Exercise description: Copy out every line of the data exactly.

Some records:
.....
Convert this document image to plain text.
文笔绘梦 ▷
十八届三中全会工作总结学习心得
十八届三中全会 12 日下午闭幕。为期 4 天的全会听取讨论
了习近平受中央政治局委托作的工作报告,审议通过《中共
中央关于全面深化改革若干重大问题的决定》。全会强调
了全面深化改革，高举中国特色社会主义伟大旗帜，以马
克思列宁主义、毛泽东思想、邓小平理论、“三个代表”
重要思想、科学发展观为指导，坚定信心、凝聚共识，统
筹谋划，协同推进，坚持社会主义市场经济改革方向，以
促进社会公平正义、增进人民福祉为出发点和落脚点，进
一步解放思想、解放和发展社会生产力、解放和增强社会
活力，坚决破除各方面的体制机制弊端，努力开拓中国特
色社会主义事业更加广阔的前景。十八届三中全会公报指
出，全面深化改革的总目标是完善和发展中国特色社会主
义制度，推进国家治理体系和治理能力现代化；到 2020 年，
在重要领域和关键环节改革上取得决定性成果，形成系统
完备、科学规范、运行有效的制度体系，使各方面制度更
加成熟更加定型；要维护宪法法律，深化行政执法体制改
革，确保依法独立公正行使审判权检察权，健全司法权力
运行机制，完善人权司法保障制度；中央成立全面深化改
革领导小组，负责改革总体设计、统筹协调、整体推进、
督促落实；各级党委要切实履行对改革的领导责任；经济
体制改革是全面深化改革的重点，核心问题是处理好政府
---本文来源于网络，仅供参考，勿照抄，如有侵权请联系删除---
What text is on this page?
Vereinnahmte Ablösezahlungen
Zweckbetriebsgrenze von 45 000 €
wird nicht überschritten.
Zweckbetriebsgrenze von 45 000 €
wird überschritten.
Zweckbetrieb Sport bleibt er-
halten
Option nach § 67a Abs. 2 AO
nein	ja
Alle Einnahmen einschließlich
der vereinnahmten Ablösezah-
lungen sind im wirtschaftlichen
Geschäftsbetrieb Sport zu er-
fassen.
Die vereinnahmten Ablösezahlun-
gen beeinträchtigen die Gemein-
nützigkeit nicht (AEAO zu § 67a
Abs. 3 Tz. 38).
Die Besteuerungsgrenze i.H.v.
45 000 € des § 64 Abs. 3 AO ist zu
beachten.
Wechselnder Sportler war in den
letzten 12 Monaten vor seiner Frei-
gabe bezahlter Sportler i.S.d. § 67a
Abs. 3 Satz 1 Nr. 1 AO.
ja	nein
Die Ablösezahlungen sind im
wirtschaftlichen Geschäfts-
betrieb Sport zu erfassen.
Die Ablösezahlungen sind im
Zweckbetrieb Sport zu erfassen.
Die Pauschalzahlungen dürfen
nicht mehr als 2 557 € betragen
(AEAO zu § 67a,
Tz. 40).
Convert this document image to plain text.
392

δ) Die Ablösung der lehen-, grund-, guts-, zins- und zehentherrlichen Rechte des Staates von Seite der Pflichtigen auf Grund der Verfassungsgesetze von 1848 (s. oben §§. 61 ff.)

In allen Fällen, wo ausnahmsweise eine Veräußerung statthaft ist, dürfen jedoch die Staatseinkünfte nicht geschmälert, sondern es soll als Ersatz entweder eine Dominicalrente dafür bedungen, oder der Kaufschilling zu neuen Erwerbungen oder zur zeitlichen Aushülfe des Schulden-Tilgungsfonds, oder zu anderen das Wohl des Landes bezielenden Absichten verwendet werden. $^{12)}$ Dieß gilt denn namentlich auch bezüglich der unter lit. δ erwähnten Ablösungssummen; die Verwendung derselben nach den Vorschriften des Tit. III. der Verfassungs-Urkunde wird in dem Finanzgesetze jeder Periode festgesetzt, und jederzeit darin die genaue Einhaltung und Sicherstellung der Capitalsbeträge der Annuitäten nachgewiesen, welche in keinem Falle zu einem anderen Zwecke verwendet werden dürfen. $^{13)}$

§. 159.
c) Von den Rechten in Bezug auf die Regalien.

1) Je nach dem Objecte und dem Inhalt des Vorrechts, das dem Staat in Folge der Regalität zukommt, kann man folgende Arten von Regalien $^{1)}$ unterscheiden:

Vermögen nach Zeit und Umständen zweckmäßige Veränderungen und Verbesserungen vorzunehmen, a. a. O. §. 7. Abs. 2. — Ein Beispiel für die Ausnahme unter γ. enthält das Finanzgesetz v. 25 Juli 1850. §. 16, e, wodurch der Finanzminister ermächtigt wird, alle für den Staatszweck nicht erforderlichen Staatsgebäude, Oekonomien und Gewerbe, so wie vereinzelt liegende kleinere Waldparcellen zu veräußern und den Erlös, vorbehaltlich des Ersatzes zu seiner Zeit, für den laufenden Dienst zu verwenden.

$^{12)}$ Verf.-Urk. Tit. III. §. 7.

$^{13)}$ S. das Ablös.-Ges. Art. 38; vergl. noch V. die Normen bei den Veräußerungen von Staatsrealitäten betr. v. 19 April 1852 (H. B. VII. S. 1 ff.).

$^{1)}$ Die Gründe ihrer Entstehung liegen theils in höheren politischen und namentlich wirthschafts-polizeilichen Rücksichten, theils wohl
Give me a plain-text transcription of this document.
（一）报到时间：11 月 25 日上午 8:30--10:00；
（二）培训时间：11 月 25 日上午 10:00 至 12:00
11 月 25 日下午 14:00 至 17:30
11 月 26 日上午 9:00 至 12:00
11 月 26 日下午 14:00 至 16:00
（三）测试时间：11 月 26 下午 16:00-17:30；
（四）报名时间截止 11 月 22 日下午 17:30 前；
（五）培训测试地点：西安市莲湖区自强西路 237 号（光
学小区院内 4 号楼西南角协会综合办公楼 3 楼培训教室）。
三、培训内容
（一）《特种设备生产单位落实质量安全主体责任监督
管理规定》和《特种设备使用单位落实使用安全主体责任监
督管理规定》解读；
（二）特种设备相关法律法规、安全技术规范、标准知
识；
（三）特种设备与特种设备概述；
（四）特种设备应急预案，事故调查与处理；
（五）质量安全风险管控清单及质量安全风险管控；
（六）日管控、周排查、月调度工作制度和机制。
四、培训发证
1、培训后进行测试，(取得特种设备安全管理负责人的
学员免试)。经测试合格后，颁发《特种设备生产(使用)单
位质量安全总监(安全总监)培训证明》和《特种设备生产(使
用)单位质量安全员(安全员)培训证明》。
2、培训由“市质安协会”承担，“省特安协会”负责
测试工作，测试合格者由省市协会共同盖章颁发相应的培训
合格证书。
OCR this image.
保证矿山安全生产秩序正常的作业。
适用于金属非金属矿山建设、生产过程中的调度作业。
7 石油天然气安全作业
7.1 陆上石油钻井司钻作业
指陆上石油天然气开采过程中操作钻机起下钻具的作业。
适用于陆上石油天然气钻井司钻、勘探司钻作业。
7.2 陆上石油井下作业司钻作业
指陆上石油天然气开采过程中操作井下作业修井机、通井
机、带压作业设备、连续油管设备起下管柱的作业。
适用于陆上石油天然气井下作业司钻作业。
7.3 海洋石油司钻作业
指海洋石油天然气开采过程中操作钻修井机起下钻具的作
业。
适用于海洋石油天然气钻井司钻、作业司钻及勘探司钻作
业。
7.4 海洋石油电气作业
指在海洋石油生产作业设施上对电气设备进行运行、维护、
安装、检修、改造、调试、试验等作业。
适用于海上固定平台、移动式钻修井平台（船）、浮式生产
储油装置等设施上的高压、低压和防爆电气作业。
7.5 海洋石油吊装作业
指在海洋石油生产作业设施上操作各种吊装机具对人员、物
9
.....
Exercise response:
Convert this document image to plain text.
文笔绘梦 ▷
十八届三中全会工作总结学习心得
十八届三中全会 12 日下午闭幕。为期 4 天的全会听取讨论
了习近平受中央政治局委托作的工作报告,审议通过《中共
中央关于全面深化改革若干重大问题的决定》。全会强调
了全面深化改革，高举中国特色社会主义伟大旗帜，以马
克思列宁主义、毛泽东思想、邓小平理论、“三个代表”
重要思想、科学发展观为指导，坚定信心、凝聚共识，统
筹谋划，协同推进，坚持社会主义市场经济改革方向，以
促进社会公平正义、增进人民福祉为出发点和落脚点，进
一步解放思想、解放和发展社会生产力、解放和增强社会
活力，坚决破除各方面的体制机制弊端，努力开拓中国特
色社会主义事业更加广阔的前景。十八届三中全会公报指
出，全面深化改革的总目标是完善和发展中国特色社会主
义制度，推进国家治理体系和治理能力现代化；到 2020 年，
在重要领域和关键环节改革上取得决定性成果，形成系统
完备、科学规范、运行有效的制度体系，使各方面制度更
加成熟更加定型；要维护宪法法律，深化行政执法体制改
革，确保依法独立公正行使审判权检察权，健全司法权力
运行机制，完善人权司法保障制度；中央成立全面深化改
革领导小组，负责改革总体设计、统筹协调、整体推进、
督促落实；各级党委要切实履行对改革的领导责任；经济
体制改革是全面深化改革的重点，核心问题是处理好政府
---本文来源于网络，仅供参考，勿照抄，如有侵权请联系删除---
What text is on this page?
Vereinnahmte Ablösezahlungen
Zweckbetriebsgrenze von 45 000 €
wird nicht überschritten.
Zweckbetriebsgrenze von 45 000 €
wird überschritten.
Zweckbetrieb Sport bleibt er-
halten
Option nach § 67a Abs. 2 AO
nein	ja
Alle Einnahmen einschließlich
der vereinnahmten Ablösezah-
lungen sind im wirtschaftlichen
Geschäftsbetrieb Sport zu er-
fassen.
Die vereinnahmten Ablösezahlun-
gen beeinträchtigen die Gemein-
nützigkeit nicht (AEAO zu § 67a
Abs. 3 Tz. 38).
Die Besteuerungsgrenze i.H.v.
45 000 € des § 64 Abs. 3 AO ist zu
beachten.
Wechselnder Sportler war in den
letzten 12 Monaten vor seiner Frei-
gabe bezahlter Sportler i.S.d. § 67a
Abs. 3 Satz 1 Nr. 1 AO.
ja	nein
Die Ablösezahlungen sind im
wirtschaftlichen Geschäfts-
betrieb Sport zu erfassen.
Die Ablösezahlungen sind im
Zweckbetrieb Sport zu erfassen.
Die Pauschalzahlungen dürfen
nicht mehr als 2 557 € betragen
(AEAO zu § 67a,
Tz. 40).
Convert this document image to plain text.
392

δ) Die Ablösung der lehen-, grund-, guts-, zins- und zehentherrlichen Rechte des Staates von Seite der Pflichtigen auf Grund der Verfassungsgesetze von 1848 (s. oben §§. 61 ff.)

In allen Fällen, wo ausnahmsweise eine Veräußerung statthaft ist, dürfen jedoch die Staatseinkünfte nicht geschmälert, sondern es soll als Ersatz entweder eine Dominicalrente dafür bedungen, oder der Kaufschilling zu neuen Erwerbungen oder zur zeitlichen Aushülfe des Schulden-Tilgungsfonds, oder zu anderen das Wohl des Landes bezielenden Absichten verwendet werden. $^{12)}$ Dieß gilt denn namentlich auch bezüglich der unter lit. δ erwähnten Ablösungssummen; die Verwendung derselben nach den Vorschriften des Tit. III. der Verfassungs-Urkunde wird in dem Finanzgesetze jeder Periode festgesetzt, und jederzeit darin die genaue Einhaltung und Sicherstellung der Capitalsbeträge der Annuitäten nachgewiesen, welche in keinem Falle zu einem anderen Zwecke verwendet werden dürfen. $^{13)}$

§. 159.
c) Von den Rechten in Bezug auf die Regalien.

1) Je nach dem Objecte und dem Inhalt des Vorrechts, das dem Staat in Folge der Regalität zukommt, kann man folgende Arten von Regalien $^{1)}$ unterscheiden:

Vermögen nach Zeit und Umständen zweckmäßige Veränderungen und Verbesserungen vorzunehmen, a. a. O. §. 7. Abs. 2. — Ein Beispiel für die Ausnahme unter γ. enthält das Finanzgesetz v. 25 Juli 1850. §. 16, e, wodurch der Finanzminister ermächtigt wird, alle für den Staatszweck nicht erforderlichen Staatsgebäude, Oekonomien und Gewerbe, so wie vereinzelt liegende kleinere Waldparcellen zu veräußern und den Erlös, vorbehaltlich des Ersatzes zu seiner Zeit, für den laufenden Dienst zu verwenden.

$^{12)}$ Verf.-Urk. Tit. III. §. 7.

$^{13)}$ S. das Ablös.-Ges. Art. 38; vergl. noch V. die Normen bei den Veräußerungen von Staatsrealitäten betr. v. 19 April 1852 (H. B. VII. S. 1 ff.).

$^{1)}$ Die Gründe ihrer Entstehung liegen theils in höheren politischen und namentlich wirthschafts-polizeilichen Rücksichten, theils wohl
Give me a plain-text transcription of this document.
（一）报到时间：11 月 25 日上午 8:30--10:00；
（二）培训时间：11 月 25 日上午 10:00 至 12:00
11 月 25 日下午 14:00 至 17:30
11 月 26 日上午 9:00 至 12:00
11 月 26 日下午 14:00 至 16:00
（三）测试时间：11 月 26 下午 16:00-17:30；
（四）报名时间截止 11 月 22 日下午 17:30 前；
（五）培训测试地点：西安市莲湖区自强西路 237 号（光
学小区院内 4 号楼西南角协会综合办公楼 3 楼培训教室）。
三、培训内容
（一）《特种设备生产单位落实质量安全主体责任监督
管理规定》和《特种设备使用单位落实使用安全主体责任监
督管理规定》解读；
（二）特种设备相关法律法规、安全技术规范、标准知
识；
（三）特种设备与特种设备概述；
（四）特种设备应急预案，事故调查与处理；
（五）质量安全风险管控清单及质量安全风险管控；
（六）日管控、周排查、月调度工作制度和机制。
四、培训发证
1、培训后进行测试，(取得特种设备安全管理负责人的
学员免试)。经测试合格后，颁发《特种设备生产(使用)单
位质量安全总监(安全总监)培训证明》和《特种设备生产(使
用)单位质量安全员(安全员)培训证明》。
2、培训由“市质安协会”承担，“省特安协会”负责
测试工作，测试合格者由省市协会共同盖章颁发相应的培训
合格证书。
OCR this image.
保证矿山安全生产秩序正常的作业。
适用于金属非金属矿山建设、生产过程中的调度作业。
7 石油天然气安全作业
7.1 陆上石油钻井司钻作业
指陆上石油天然气开采过程中操作钻机起下钻具的作业。
适用于陆上石油天然气钻井司钻、勘探司钻作业。
7.2 陆上石油井下作业司钻作业
指陆上石油天然气开采过程中操作井下作业修井机、通井
机、带压作业设备、连续油管设备起下管柱的作业。
适用于陆上石油天然气井下作业司钻作业。
7.3 海洋石油司钻作业
指海洋石油天然气开采过程中操作钻修井机起下钻具的作
业。
适用于海洋石油天然气钻井司钻、作业司钻及勘探司钻作
业。
7.4 海洋石油电气作业
指在海洋石油生产作业设施上对电气设备进行运行、维护、
安装、检修、改造、调试、试验等作业。
适用于海上固定平台、移动式钻修井平台（船）、浮式生产
储油装置等设施上的高压、低压和防爆电气作业。
7.5 海洋石油吊装作业
指在海洋石油生产作业设施上操作各种吊装机具对人员、物
9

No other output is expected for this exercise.